# PROBLEMI DA RISOLVERE
a) Rispondi alle domande seguenti in base all'articolo sull'impatto ambientale dell'uva da tavola.
(i) Secondo i dati FAO citati, quale quota delle emissioni globali di gas serra è attribuita alla produzione primaria?
(ii) Quante tonnellate di uva da tavola si producono ogni anno nel mondo?
(iii) Con quale percentuale la Puglia contribuisce alla produzione nazionale di uva da tavola?
b) Procedi con la stesura dell'articolo sull'impatto ambientale dell'uva da tavola, riprendendo subito dopo l'ultima frase presente.

# PAGINA
---+---

La produzione primaria incide significativamente sull’impatto ambientale. Ma quali sono le responsabilità della viticoltura? Lo abbiamo chiesto ad Antonia D’Amico e Rocco Roma, rispettivamente dottoranda di ricerca e professore di Economia ed Estimo Rurale presso il Dipartimento di Scienze del Suolo della Pianta e degli Alimenti dell’Università degli Studi di Bari nel terzo numero di uvadatavola magazine.
Come riportano i dati FAO sui cambiamenti climatici, la produzione primaria è responsabile del 30% delle emissioni globali di gas serra. Considerato che l’uva da tavola è una delle principali produzioni frutticole al mondo, si fa qui un tentativo di calcolare, attraverso la metodologia LCA, l’effettivo impatto della coltura sull’ambiente.
L’uva da tavola, con circa 75 milioni di tonnellate prodotte ogni anno, riveste un ruolo importante nella produzione frutticola mondiale, insieme ad arance, mele, angurie e pere.
In Italia si producono quasi 1 milione di tonnellate di uva da tavola su una superficie di 46mila ettari e, in termini di produzione nazionale, la Puglia contribuisce per il 74% con una produzione annua di oltre 600mila tonnellate.

---+---

[Annotazioni dei riquadri di delimitazione]
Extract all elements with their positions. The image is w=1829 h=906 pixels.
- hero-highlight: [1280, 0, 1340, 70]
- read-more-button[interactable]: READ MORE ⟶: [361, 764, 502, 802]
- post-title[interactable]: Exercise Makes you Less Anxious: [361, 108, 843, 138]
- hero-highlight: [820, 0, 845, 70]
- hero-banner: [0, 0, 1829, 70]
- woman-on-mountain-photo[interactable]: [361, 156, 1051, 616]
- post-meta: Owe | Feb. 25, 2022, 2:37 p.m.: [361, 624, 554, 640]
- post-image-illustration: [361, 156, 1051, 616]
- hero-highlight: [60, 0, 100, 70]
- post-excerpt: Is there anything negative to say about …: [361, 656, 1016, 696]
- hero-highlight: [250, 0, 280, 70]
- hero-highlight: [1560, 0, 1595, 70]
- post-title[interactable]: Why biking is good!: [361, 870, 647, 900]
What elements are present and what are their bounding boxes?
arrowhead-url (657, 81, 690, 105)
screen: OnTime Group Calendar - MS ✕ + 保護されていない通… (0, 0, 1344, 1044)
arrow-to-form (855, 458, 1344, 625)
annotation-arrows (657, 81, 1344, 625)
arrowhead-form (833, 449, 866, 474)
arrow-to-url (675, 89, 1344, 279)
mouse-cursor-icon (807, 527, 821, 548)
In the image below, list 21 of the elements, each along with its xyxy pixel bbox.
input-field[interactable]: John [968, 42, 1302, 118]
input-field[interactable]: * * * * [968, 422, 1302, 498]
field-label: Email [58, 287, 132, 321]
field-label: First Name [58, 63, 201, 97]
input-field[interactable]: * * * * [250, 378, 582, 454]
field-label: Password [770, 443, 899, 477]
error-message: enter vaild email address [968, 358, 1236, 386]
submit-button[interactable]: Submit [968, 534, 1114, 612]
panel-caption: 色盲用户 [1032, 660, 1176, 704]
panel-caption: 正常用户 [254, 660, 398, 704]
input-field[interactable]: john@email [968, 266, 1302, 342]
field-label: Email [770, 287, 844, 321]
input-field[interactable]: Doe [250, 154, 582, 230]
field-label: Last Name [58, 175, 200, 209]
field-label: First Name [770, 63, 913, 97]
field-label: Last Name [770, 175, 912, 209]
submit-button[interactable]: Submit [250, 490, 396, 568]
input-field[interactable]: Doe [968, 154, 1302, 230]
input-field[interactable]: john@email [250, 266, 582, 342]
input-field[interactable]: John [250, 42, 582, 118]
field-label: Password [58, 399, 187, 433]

---+---

# RISPOSTE AI QUESITI
a)
(i) Il 30%.
(ii) Circa 75 milioni di tonnellate.
(iii) Con il 74%.

b)
I dati della FAO sui cambiamenti climatici attribuiscono ai sistemi alimentari, e in particolar modo alla produzione primaria, il 30% delle emissioni globali di gas serra, che contribuiscono notevolmente al riscaldamento globale e al cambiamento climatico. Gli obiettivi dello sviluppo sostenibile (Sustainable Development Goals – SDGs), definiti dall’Organizzazione delle Nazioni Unite per l’Agenda 2030, stabiliscono la necessità di ridurre l’impatto ambientale delle pratiche agricole. È compito dei policy makers individuare le strategie e gli strumenti utili a raggiungere questi obiettivi, disegnando interventi che consentano alle imprese e ai cittadini di adottare comportamenti utili alla transizione ecologica dei sistemi produttivi e di consumo. L’esempio più completo di questo approccio politico sono le strategie che l’Unione Europea ha posto alla base del “Green Deal” europeo, a partire dal “Farm to Fork” sino alla riforma della PAC 2023. Centrale, in queste politiche, è la conoscenza delle implicazioni ambientali dei processi produttivi perché, per prendere decisioni strategiche su come un’azienda può avere un impatto più positivo sull’ambiente, è necessaria una conoscenza dettagliata degli input e delle pratiche agricole coinvolte al fine di misurarne il loro impatto ambientale. Ciò è possibile attraverso l’applicazione di metodologie di valutazione che abbiano alla base un approccio legato all’intero ciclo di vita, il cosiddetto life cycle thinking, che considera i coinvolgimenti ambientali di un prodotto a partire dall’estrazione delle materie prime fino alla gestione dei rifiuti nei diversi scenari di smaltimento.
La metodologia utilizzata per questa valutazione è l’analisi del ciclo di vita, nota anche come Life Cycle Assessment – LCA nell’acronimo inglese.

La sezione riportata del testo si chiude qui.